======== Information supplied ========
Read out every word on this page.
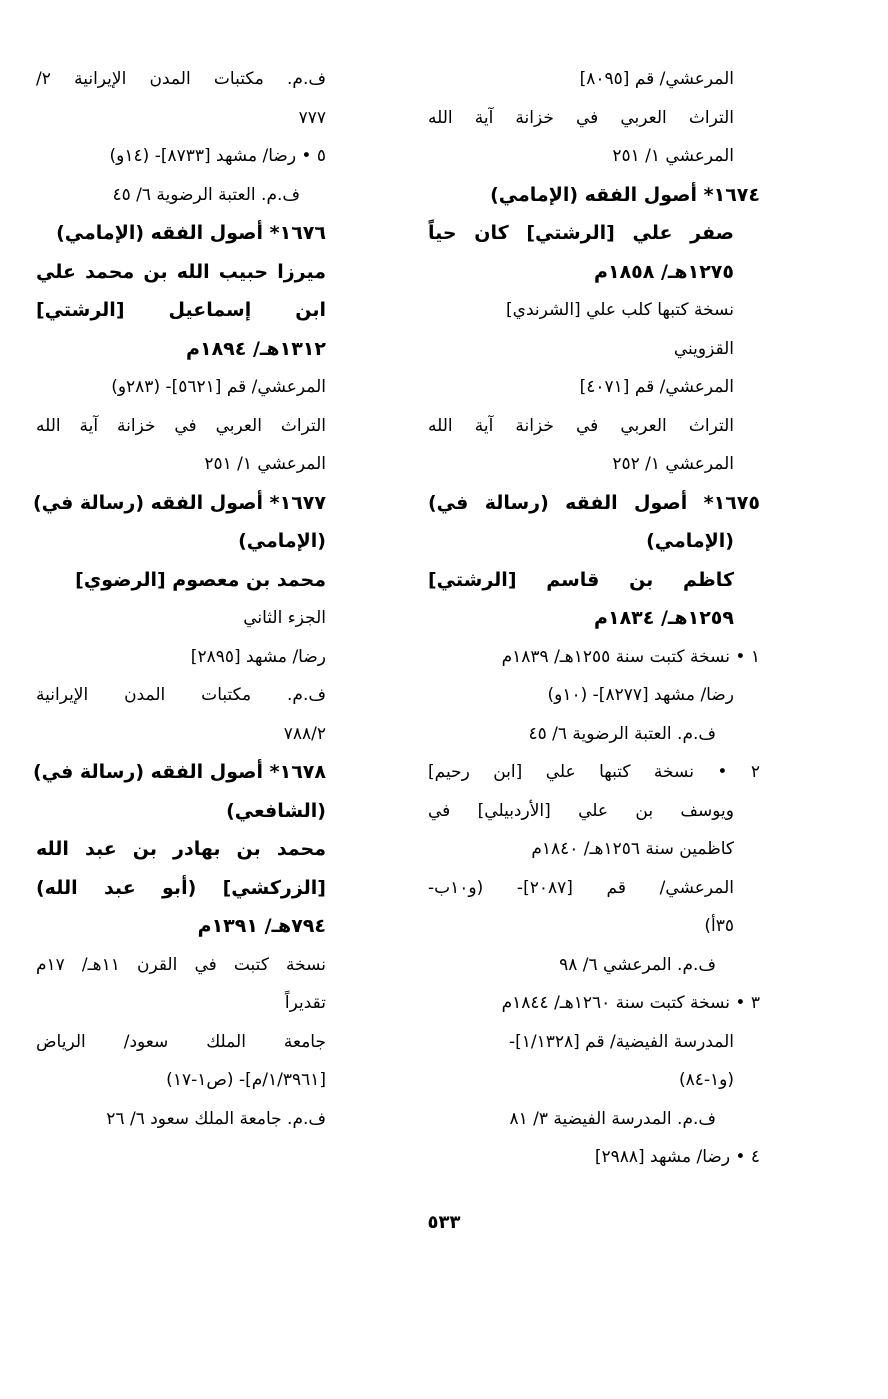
المرعشي/ قم [٨٠٩٥]
التراث العربي في خزانة آية الله
المرعشي ١/ ٢٥١
١٦٧٤* أصول الفقه (الإمامي)
صفر علي [الرشتي] كان حياً
١٢٧٥هـ/ ١٨٥٨م
نسخة كتبها كلب علي [الشرندي]
القزويني
المرعشي/ قم [٤٠٧١]
التراث العربي في خزانة آية الله
المرعشي ١/ ٢٥٢
١٦٧٥* أصول الفقه (رسالة في)
(الإمامي)
كاظم بن قاسم [الرشتي]
١٢٥٩هـ/ ١٨٣٤م
١ • نسخة كتبت سنة ١٢٥٥هـ/ ١٨٣٩م
رضا/ مشهد [٨٢٧٧]- (١٠و)
ف.م. العتبة الرضوية ٦/ ٤٥
٢ • نسخة كتبها علي [ابن رحيم]
ويوسف بن علي [الأردبيلي] في
كاظمين سنة ١٢٥٦هـ/ ١٨٤٠م
المرعشي/ قم [٢٠٨٧]- (و١٠ب-
٣٥أ)
ف.م. المرعشي ٦/ ٩٨
٣ • نسخة كتبت سنة ١٢٦٠هـ/ ١٨٤٤م
المدرسة الفيضية/ قم [١/١٣٢٨]-
(و١-٨٤)
ف.م. المدرسة الفيضية ٣/ ٨١
٤ • رضا/ مشهد [٢٩٨٨]
ف.م. مكتبات المدن الإيرانية ٢/
٧٧٧
٥ • رضا/ مشهد [٨٧٣٣]- (١٤و)
ف.م. العتبة الرضوية ٦/ ٤٥
١٦٧٦* أصول الفقه (الإمامي)
ميرزا حبيب الله بن محمد علي
ابن إسماعيل [الرشتي]
١٣١٢هـ/ ١٨٩٤م
المرعشي/ قم [٥٦٢١]- (٢٨٣و)
التراث العربي في خزانة آية الله
المرعشي ١/ ٢٥١
١٦٧٧* أصول الفقه (رسالة في)
(الإمامي)
محمد بن معصوم [الرضوي]
الجزء الثاني
رضا/ مشهد [٢٨٩٥]
ف.م. مكتبات المدن الإيرانية
٧٨٨/٢
١٦٧٨* أصول الفقه (رسالة في)
(الشافعي)
محمد بن بهادر بن عبد الله
[الزركشي] (أبو عبد الله)
٧٩٤هـ/ ١٣٩١م
نسخة كتبت في القرن ١١هـ/ ١٧م
تقديراً
جامعة الملك سعود/ الرياض
[١/٣٩٦١/م]- (ص١-١٧)
ف.م. جامعة الملك سعود ٦/ ٢٦
٥٣٣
========
■ What is being asked
Can you restate all the records above word for word while dropping the pictures?

■ Complete response
Read out every word on this page.
المرعشي/ قم [٨٠٩٥]
التراث العربي في خزانة آية الله
المرعشي ١/ ٢٥١
١٦٧٤* أصول الفقه (الإمامي)
صفر علي [الرشتي] كان حياً
١٢٧٥هـ/ ١٨٥٨م
نسخة كتبها كلب علي [الشرندي]
القزويني
المرعشي/ قم [٤٠٧١]
التراث العربي في خزانة آية الله
المرعشي ١/ ٢٥٢
١٦٧٥* أصول الفقه (رسالة في)
(الإمامي)
كاظم بن قاسم [الرشتي]
١٢٥٩هـ/ ١٨٣٤م
١ • نسخة كتبت سنة ١٢٥٥هـ/ ١٨٣٩م
رضا/ مشهد [٨٢٧٧]- (١٠و)
ف.م. العتبة الرضوية ٦/ ٤٥
٢ • نسخة كتبها علي [ابن رحيم]
ويوسف بن علي [الأردبيلي] في
كاظمين سنة ١٢٥٦هـ/ ١٨٤٠م
المرعشي/ قم [٢٠٨٧]- (و١٠ب-
٣٥أ)
ف.م. المرعشي ٦/ ٩٨
٣ • نسخة كتبت سنة ١٢٦٠هـ/ ١٨٤٤م
المدرسة الفيضية/ قم [١/١٣٢٨]-
(و١-٨٤)
ف.م. المدرسة الفيضية ٣/ ٨١
٤ • رضا/ مشهد [٢٩٨٨]
ف.م. مكتبات المدن الإيرانية ٢/
٧٧٧
٥ • رضا/ مشهد [٨٧٣٣]- (١٤و)
ف.م. العتبة الرضوية ٦/ ٤٥
١٦٧٦* أصول الفقه (الإمامي)
ميرزا حبيب الله بن محمد علي
ابن إسماعيل [الرشتي]
١٣١٢هـ/ ١٨٩٤م
المرعشي/ قم [٥٦٢١]- (٢٨٣و)
التراث العربي في خزانة آية الله
المرعشي ١/ ٢٥١
١٦٧٧* أصول الفقه (رسالة في)
(الإمامي)
محمد بن معصوم [الرضوي]
الجزء الثاني
رضا/ مشهد [٢٨٩٥]
ف.م. مكتبات المدن الإيرانية
٧٨٨/٢
١٦٧٨* أصول الفقه (رسالة في)
(الشافعي)
محمد بن بهادر بن عبد الله
[الزركشي] (أبو عبد الله)
٧٩٤هـ/ ١٣٩١م
نسخة كتبت في القرن ١١هـ/ ١٧م
تقديراً
جامعة الملك سعود/ الرياض
[١/٣٩٦١/م]- (ص١-١٧)
ف.م. جامعة الملك سعود ٦/ ٢٦
٥٣٣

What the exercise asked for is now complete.